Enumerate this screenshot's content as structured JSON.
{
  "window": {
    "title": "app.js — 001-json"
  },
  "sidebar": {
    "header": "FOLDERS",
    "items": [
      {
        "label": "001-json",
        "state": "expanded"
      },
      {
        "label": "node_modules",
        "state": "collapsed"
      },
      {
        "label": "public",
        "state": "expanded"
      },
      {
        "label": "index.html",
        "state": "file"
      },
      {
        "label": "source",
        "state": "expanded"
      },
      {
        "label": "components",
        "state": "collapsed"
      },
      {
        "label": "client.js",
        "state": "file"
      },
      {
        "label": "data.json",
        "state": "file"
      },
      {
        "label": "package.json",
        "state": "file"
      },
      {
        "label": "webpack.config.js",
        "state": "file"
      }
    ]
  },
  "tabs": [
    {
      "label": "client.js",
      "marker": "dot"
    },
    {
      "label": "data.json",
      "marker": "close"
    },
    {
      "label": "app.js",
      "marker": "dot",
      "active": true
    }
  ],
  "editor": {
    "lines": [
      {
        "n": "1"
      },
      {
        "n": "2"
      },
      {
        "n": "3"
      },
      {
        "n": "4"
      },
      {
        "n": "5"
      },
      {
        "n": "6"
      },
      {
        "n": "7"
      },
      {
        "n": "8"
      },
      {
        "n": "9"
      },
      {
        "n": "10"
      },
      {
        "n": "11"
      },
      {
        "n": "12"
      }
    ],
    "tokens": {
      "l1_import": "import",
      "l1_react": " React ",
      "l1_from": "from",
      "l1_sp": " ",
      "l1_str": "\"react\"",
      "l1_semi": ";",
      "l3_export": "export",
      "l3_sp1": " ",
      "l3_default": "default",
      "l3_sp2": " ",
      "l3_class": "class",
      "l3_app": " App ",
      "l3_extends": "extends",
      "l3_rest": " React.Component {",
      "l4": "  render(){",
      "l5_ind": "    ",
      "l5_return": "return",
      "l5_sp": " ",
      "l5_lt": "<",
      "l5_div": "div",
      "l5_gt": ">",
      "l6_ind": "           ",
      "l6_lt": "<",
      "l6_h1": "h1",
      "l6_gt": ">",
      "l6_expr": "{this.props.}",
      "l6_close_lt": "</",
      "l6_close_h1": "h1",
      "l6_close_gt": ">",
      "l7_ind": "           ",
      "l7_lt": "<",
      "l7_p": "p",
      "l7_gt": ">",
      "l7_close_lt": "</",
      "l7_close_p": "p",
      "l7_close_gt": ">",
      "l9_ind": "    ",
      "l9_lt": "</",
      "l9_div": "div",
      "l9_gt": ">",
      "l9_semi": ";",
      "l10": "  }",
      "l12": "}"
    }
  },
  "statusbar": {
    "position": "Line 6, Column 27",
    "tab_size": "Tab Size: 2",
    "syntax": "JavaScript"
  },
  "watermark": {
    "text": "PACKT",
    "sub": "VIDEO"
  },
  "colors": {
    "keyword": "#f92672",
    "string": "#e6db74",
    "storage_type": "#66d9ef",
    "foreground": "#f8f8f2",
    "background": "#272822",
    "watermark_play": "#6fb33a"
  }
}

+ + + +

Retype the entries exactly, including every line.

Enumerate this screenshot's content as structured JSON.
{
  "window": {
    "title": "app.js — 001-json"
  },
  "sidebar": {
    "header": "FOLDERS",
    "items": [
      {
        "label": "001-json",
        "state": "expanded"
      },
      {
        "label": "node_modules",
        "state": "collapsed"
      },
      {
        "label": "public",
        "state": "expanded"
      },
      {
        "label": "index.html",
        "state": "file"
      },
      {
        "label": "source",
        "state": "expanded"
      },
      {
        "label": "components",
        "state": "collapsed"
      },
      {
        "label": "client.js",
        "state": "file"
      },
      {
        "label": "data.json",
        "state": "file"
      },
      {
        "label": "package.json",
        "state": "file"
      },
      {
        "label": "webpack.config.js",
        "state": "file"
      }
    ]
  },
  "tabs": [
    {
      "label": "client.js",
      "marker": "dot"
    },
    {
      "label": "data.json",
      "marker": "close"
    },
    {
      "label": "app.js",
      "marker": "dot",
      "active": true
    }
  ],
  "editor": {
    "lines": [
      {
        "n": "1"
      },
      {
        "n": "2"
      },
      {
        "n": "3"
      },
      {
        "n": "4"
      },
      {
        "n": "5"
      },
      {
        "n": "6"
      },
      {
        "n": "7"
      },
      {
        "n": "8"
      },
      {
        "n": "9"
      },
      {
        "n": "10"
      },
      {
        "n": "11"
      },
      {
        "n": "12"
      }
    ],
    "tokens": {
      "l1_import": "import",
      "l1_react": " React ",
      "l1_from": "from",
      "l1_sp": " ",
      "l1_str": "\"react\"",
      "l1_semi": ";",
      "l3_export": "export",
      "l3_sp1": " ",
      "l3_default": "default",
      "l3_sp2": " ",
      "l3_class": "class",
      "l3_app": " App ",
      "l3_extends": "extends",
      "l3_rest": " React.Component {",
      "l4": "  render(){",
      "l5_ind": "    ",
      "l5_return": "return",
      "l5_sp": " ",
      "l5_lt": "<",
      "l5_div": "div",
      "l5_gt": ">",
      "l6_ind": "           ",
      "l6_lt": "<",
      "l6_h1": "h1",
      "l6_gt": ">",
      "l6_expr": "{this.props.}",
      "l6_close_lt": "</",
      "l6_close_h1": "h1",
      "l6_close_gt": ">",
      "l7_ind": "           ",
      "l7_lt": "<",
      "l7_p": "p",
      "l7_gt": ">",
      "l7_close_lt": "</",
      "l7_close_p": "p",
      "l7_close_gt": ">",
      "l9_ind": "    ",
      "l9_lt": "</",
      "l9_div": "div",
      "l9_gt": ">",
      "l9_semi": ";",
      "l10": "  }",
      "l12": "}"
    }
  },
  "statusbar": {
    "position": "Line 6, Column 27",
    "tab_size": "Tab Size: 2",
    "syntax": "JavaScript"
  },
  "watermark": {
    "text": "PACKT",
    "sub": "VIDEO"
  },
  "colors": {
    "keyword": "#f92672",
    "string": "#e6db74",
    "storage_type": "#66d9ef",
    "foreground": "#f8f8f2",
    "background": "#272822",
    "watermark_play": "#6fb33a"
  }
}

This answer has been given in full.